REQUIREMENT> Extract the text of every entry below exactly; leave images out.

-- start DATA TO USE --

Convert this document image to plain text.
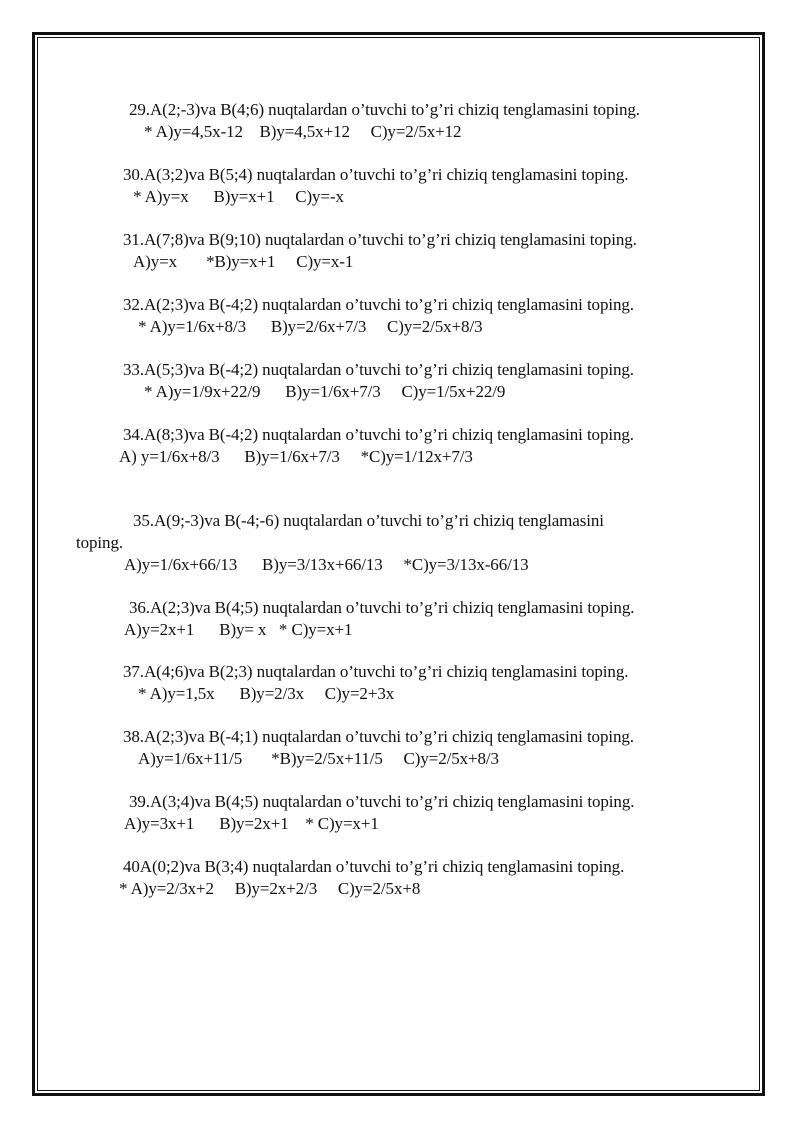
29.A(2;-3)va B(4;6) nuqtalardan o’tuvchi to’g’ri chiziq tenglamasini toping.
* A)y=4,5x-12    B)y=4,5x+12     C)y=2/5x+12
30.A(3;2)va B(5;4) nuqtalardan o’tuvchi to’g’ri chiziq tenglamasini toping.
* A)y=x      B)y=x+1     C)y=-x
31.A(7;8)va B(9;10) nuqtalardan o’tuvchi to’g’ri chiziq tenglamasini toping.
A)y=x       *B)y=x+1     C)y=x-1
32.A(2;3)va B(-4;2) nuqtalardan o’tuvchi to’g’ri chiziq tenglamasini toping.
* A)y=1/6x+8/3      B)y=2/6x+7/3     C)y=2/5x+8/3
33.A(5;3)va B(-4;2) nuqtalardan o’tuvchi to’g’ri chiziq tenglamasini toping.
* A)y=1/9x+22/9      B)y=1/6x+7/3     C)y=1/5x+22/9
34.A(8;3)va B(-4;2) nuqtalardan o’tuvchi to’g’ri chiziq tenglamasini toping.
A) y=1/6x+8/3      B)y=1/6x+7/3     *C)y=1/12x+7/3
35.A(9;-3)va B(-4;-6) nuqtalardan o’tuvchi to’g’ri chiziq tenglamasini
toping.
A)y=1/6x+66/13      B)y=3/13x+66/13     *C)y=3/13x-66/13
36.A(2;3)va B(4;5) nuqtalardan o’tuvchi to’g’ri chiziq tenglamasini toping.
A)y=2x+1      B)y= x   * C)y=x+1
37.A(4;6)va B(2;3) nuqtalardan o’tuvchi to’g’ri chiziq tenglamasini toping.
* A)y=1,5x      B)y=2/3x     C)y=2+3x
38.A(2;3)va B(-4;1) nuqtalardan o’tuvchi to’g’ri chiziq tenglamasini toping.
A)y=1/6x+11/5       *B)y=2/5x+11/5     C)y=2/5x+8/3
39.A(3;4)va B(4;5) nuqtalardan o’tuvchi to’g’ri chiziq tenglamasini toping.
A)y=3x+1      B)y=2x+1    * C)y=x+1
40A(0;2)va B(3;4) nuqtalardan o’tuvchi to’g’ri chiziq tenglamasini toping.
* A)y=2/3x+2     B)y=2x+2/3     C)y=2/5x+8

-- end DATA TO USE --

SOLVED PROBLEM>
Convert this document image to plain text.
29.A(2;-3)va B(4;6) nuqtalardan o’tuvchi to’g’ri chiziq tenglamasini toping.
* A)y=4,5x-12    B)y=4,5x+12     C)y=2/5x+12
30.A(3;2)va B(5;4) nuqtalardan o’tuvchi to’g’ri chiziq tenglamasini toping.
* A)y=x      B)y=x+1     C)y=-x
31.A(7;8)va B(9;10) nuqtalardan o’tuvchi to’g’ri chiziq tenglamasini toping.
A)y=x       *B)y=x+1     C)y=x-1
32.A(2;3)va B(-4;2) nuqtalardan o’tuvchi to’g’ri chiziq tenglamasini toping.
* A)y=1/6x+8/3      B)y=2/6x+7/3     C)y=2/5x+8/3
33.A(5;3)va B(-4;2) nuqtalardan o’tuvchi to’g’ri chiziq tenglamasini toping.
* A)y=1/9x+22/9      B)y=1/6x+7/3     C)y=1/5x+22/9
34.A(8;3)va B(-4;2) nuqtalardan o’tuvchi to’g’ri chiziq tenglamasini toping.
A) y=1/6x+8/3      B)y=1/6x+7/3     *C)y=1/12x+7/3
35.A(9;-3)va B(-4;-6) nuqtalardan o’tuvchi to’g’ri chiziq tenglamasini
toping.
A)y=1/6x+66/13      B)y=3/13x+66/13     *C)y=3/13x-66/13
36.A(2;3)va B(4;5) nuqtalardan o’tuvchi to’g’ri chiziq tenglamasini toping.
A)y=2x+1      B)y= x   * C)y=x+1
37.A(4;6)va B(2;3) nuqtalardan o’tuvchi to’g’ri chiziq tenglamasini toping.
* A)y=1,5x      B)y=2/3x     C)y=2+3x
38.A(2;3)va B(-4;1) nuqtalardan o’tuvchi to’g’ri chiziq tenglamasini toping.
A)y=1/6x+11/5       *B)y=2/5x+11/5     C)y=2/5x+8/3
39.A(3;4)va B(4;5) nuqtalardan o’tuvchi to’g’ri chiziq tenglamasini toping.
A)y=3x+1      B)y=2x+1    * C)y=x+1
40A(0;2)va B(3;4) nuqtalardan o’tuvchi to’g’ri chiziq tenglamasini toping.
* A)y=2/3x+2     B)y=2x+2/3     C)y=2/5x+8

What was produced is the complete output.